ブレーキフルード交換は難しい・面倒だ
と思っていませんか?
特にエアー抜き作業が難しく感じますよね。
しかしエアー抜きはブレーキの仕組みさえ分かれば難しくありません。
エアー抜きで大切なことはブリーダーバルブを締めるまではブレーキレバーを絶対に離さないことです。
しっかりと整備されたブレーキの場合、エアーが入ってくる所(外気に触れるところ)はリザーバータンクかブリーダーバルブしかありません。
リザーバータンクはフルードで満たされていればエアーが入ってくることはありません。
なのでエアー抜きをしてもブレーキタッチが戻ってこない場合は
となってしまっている可能性が高いです。
この記事ではブレーキフルード交換とエアー抜きの方法をまとめたので作業の参考にしてください。
フルード交換をしないといけない理由
ブレーキフルードを交換しなくてはいけない理由は次のようになります。
- ブレーキタッチが柔らかくなる(ブレーキが効かなくなる)
- べーパーロック現象が起きる
ブレーキフルードはバイクに乗っていなくても劣化していきます。
ブレーキフルードの劣化が起きるのはブレーキフルードには吸水性があり空気中の水分を含んでしまうため。
水分を含むとブレーキフルードの沸点が下がり、ブレーキフルードが沸騰すると気泡が生じブレーキタッチが柔らかくなりブレーキが効かなくなります。(ベーパーロック現象)
ブレーキフルードに熱が加わり沸騰することで気泡が生じブレーキが効かなくなる現象。

データソースから得た記録:

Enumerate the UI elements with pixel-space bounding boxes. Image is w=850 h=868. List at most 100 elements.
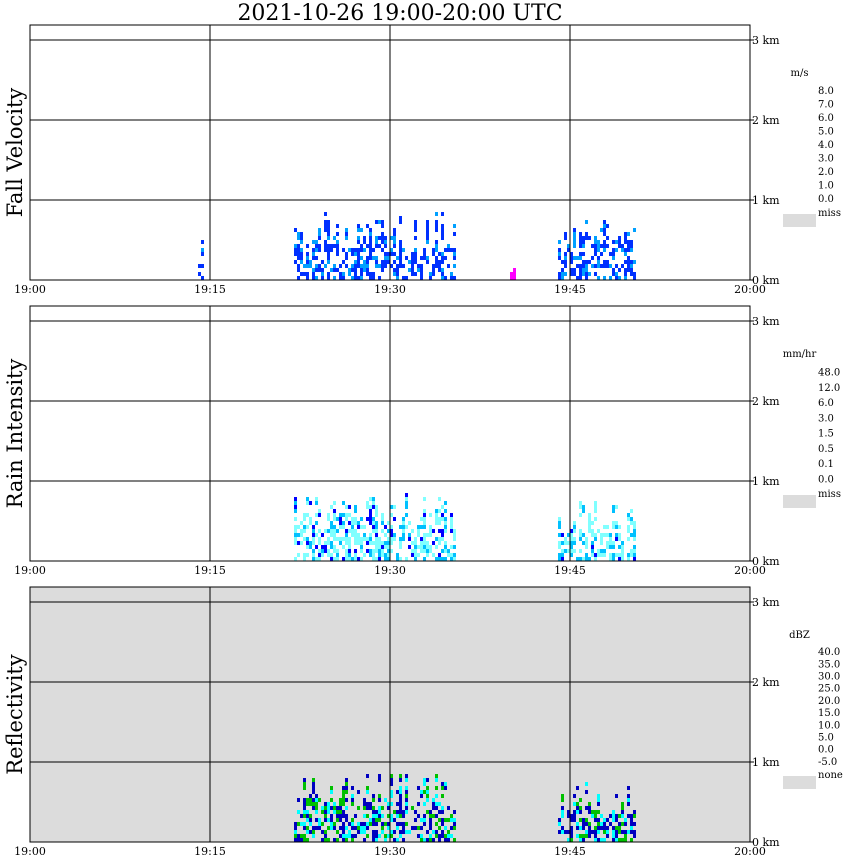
echo-cell	[588, 260, 591, 264]
echo-cell	[561, 268, 564, 272]
echo-cell	[564, 256, 567, 260]
echo-cell	[423, 521, 426, 525]
echo-cell	[588, 521, 591, 525]
echo-cell	[591, 244, 594, 248]
echo-cell	[444, 276, 447, 280]
echo-cell	[297, 533, 300, 537]
echo-cell	[570, 541, 573, 545]
echo-cell	[432, 252, 435, 256]
echo-cell	[375, 525, 378, 529]
echo-cell	[315, 256, 318, 260]
echo-cell	[612, 557, 615, 561]
echo-cell	[576, 826, 579, 830]
echo-cell	[300, 272, 303, 276]
echo-cell	[360, 537, 363, 541]
echo-cell	[405, 501, 408, 505]
echo-cell	[396, 276, 399, 280]
echo-cell	[312, 252, 315, 256]
echo-cell	[339, 513, 342, 517]
echo-cell	[453, 232, 456, 236]
echo-cell	[363, 268, 366, 272]
echo-cell	[435, 517, 438, 521]
echo-cell	[582, 236, 585, 240]
echo-cell	[627, 529, 630, 533]
echo-cell	[201, 252, 204, 256]
echo-cell	[573, 541, 576, 545]
echo-cell	[582, 244, 585, 248]
echo-cell	[420, 272, 423, 276]
echo-cell	[561, 830, 564, 834]
echo-cell	[438, 497, 441, 501]
echo-cell	[600, 264, 603, 268]
echo-cell	[414, 220, 417, 224]
y-tick-label: 3 km	[752, 315, 780, 328]
echo-cell	[576, 810, 579, 814]
echo-cell	[606, 818, 609, 822]
echo-cell	[297, 838, 300, 842]
echo-cell	[318, 268, 321, 272]
echo-cell	[627, 794, 630, 798]
echo-cell	[306, 276, 309, 280]
echo-cell	[585, 806, 588, 810]
echo-cell	[633, 553, 636, 557]
echo-cell	[633, 549, 636, 553]
echo-cell	[330, 525, 333, 529]
echo-cell	[405, 557, 408, 561]
echo-cell	[297, 553, 300, 557]
echo-cell	[609, 822, 612, 826]
echo-cell	[294, 248, 297, 252]
echo-cell	[417, 834, 420, 838]
echo-cell	[303, 272, 306, 276]
echo-cell	[339, 272, 342, 276]
echo-cell	[339, 541, 342, 545]
echo-cell	[579, 232, 582, 236]
echo-cell	[303, 782, 306, 786]
echo-cell	[300, 256, 303, 260]
echo-cell	[402, 248, 405, 252]
echo-cell	[561, 533, 564, 537]
echo-cell	[381, 814, 384, 818]
echo-cell	[441, 786, 444, 790]
echo-cell	[396, 790, 399, 794]
echo-cell	[450, 557, 453, 561]
echo-cell	[573, 818, 576, 822]
echo-cell	[366, 224, 369, 228]
echo-cell	[357, 822, 360, 826]
echo-cell	[390, 529, 393, 533]
echo-cell	[444, 256, 447, 260]
echo-cell	[297, 525, 300, 529]
echo-cell	[453, 264, 456, 268]
echo-cell	[327, 220, 330, 224]
echo-cell	[330, 248, 333, 252]
echo-cell	[630, 517, 633, 521]
echo-cell	[579, 826, 582, 830]
echo-cell	[342, 790, 345, 794]
echo-cell	[393, 244, 396, 248]
echo-cell	[348, 529, 351, 533]
echo-cell	[627, 240, 630, 244]
echo-cell	[429, 810, 432, 814]
echo-cell	[510, 276, 513, 280]
echo-cell	[414, 541, 417, 545]
echo-cell	[387, 806, 390, 810]
echo-cell	[588, 826, 591, 830]
echo-cell	[453, 224, 456, 228]
echo-cell	[396, 557, 399, 561]
echo-cell	[444, 782, 447, 786]
echo-cell	[315, 810, 318, 814]
echo-cell	[369, 806, 372, 810]
echo-cell	[612, 509, 615, 513]
echo-cell	[396, 838, 399, 842]
echo-cell	[618, 268, 621, 272]
echo-cell	[597, 802, 600, 806]
echo-cell	[414, 228, 417, 232]
echo-cell	[312, 782, 315, 786]
echo-cell	[324, 830, 327, 834]
echo-cell	[438, 834, 441, 838]
echo-cell	[306, 830, 309, 834]
echo-cell	[324, 212, 327, 216]
echo-cell	[423, 802, 426, 806]
echo-cell	[330, 826, 333, 830]
echo-cell	[426, 260, 429, 264]
echo-cell	[414, 545, 417, 549]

* _課題_:
1. ブレーキフルード交換についての文章から、「特にエアー抜き作業が難しく感じますよね。」から「ーダーバルブしかありません。」までを、両端も含めて一字も変えずに書き出しなさい。
2. ブレーキフルード交換についての文章の最後の一文に続けて、その先を書き進めなさい。

* _解答_:
1.
特にエアー抜き作業が難しく感じますよね。
しかしエアー抜きはブレーキの仕組みさえ分かれば難しくありません。
エアー抜きで大切なことはブリーダーバルブを締めるまではブレーキレバーを絶対に離さないことです。
しっかりと整備されたブレーキの場合、エアーが入ってくる所(外気に触れるところ)はリザーバータンクかブリーダーバルブしかありません。

2.
長い下り坂や山道などでブレーキを頻繫に使うと起きるトラブルでブレーキが効かなくなるので非常に危険です。
べーパーロック現象は劣化したブレーキフルードを使い続けることで起きやすくなります。
ブレーキフルードは同じものを使い続けることで空気中の水分を含んでいき沸点が下がります。(ブレーキフルードDOT4の沸点は230℃それに対して水の沸点は100℃)
ブレーキフルードは時間が経つにつれて空気中の水分を含んでいき劣化していくので定期的に交換する必要があります。
ブレーキフルードの交換時期
バイクのブレーキフルードの交換時期の目安は1~2年、走行距離なら1万~2万kmになります。
交換時期が過ぎているもしくは前回はいつブレーキフルードを交換したか分からない場合は早めにブレーキフルードを交換しましょう。
ブレーキフルード交換の工賃
バイク用品店に頼んだ際のブレーキフルード交換の工賃は¥1600~¥1800程度になります。
ブレーキフルード交換は慣れていないと時間がかかることもありますし、ブレーキフルードなどで手が汚れます。
時間がない方やあまり手を汚したくない方はショップに頼んでみるのも良いでしょう。
ブレーキフルード交換のメリット
ブレーキフルードを交換するメリットはブレーキタッチが固いフィーリングに変わりライディングが一層楽しくなることです。
知らないうちにブレーキタッチが変わっていて「ブレーキってこんな感じだったっけ?」と思うことはないでしょうか。
それはブレーキフルードが劣化してしまいブレーキタッチが柔らかくなっているのが原因です。
ブレーキフルードを交換してみると本来のブレーキタッチに戻りブレーキをしっかりとかけれるようになるので気持ちよく走ることが出来ますよ。
ブレーキフルード交換とエアー抜きの手順・必要な物や工具
ブレーキフルード交換・エアー抜きの際に特別な工具は必要ありません。
プラスドライバーや8mmのスパナがあれば作業が出来ます。
ブレーキフルード交換とエアー抜きに必要な物・工具
工具

- プラスドライバー
- スパナ(8mm)
プラスドライバーはリザーバータンクの蓋を開けるのに必要になってきます。
8mmのスパナはブリーダーバルブを緩めたり締めたりするのに使います。
必要な物

- ブレーキフルードDOT4(500ml)
- 注射器とチューブ
- 水差し
- 空のペットボトル
ビラーゴ250のブレーキフルードはDOT4になります。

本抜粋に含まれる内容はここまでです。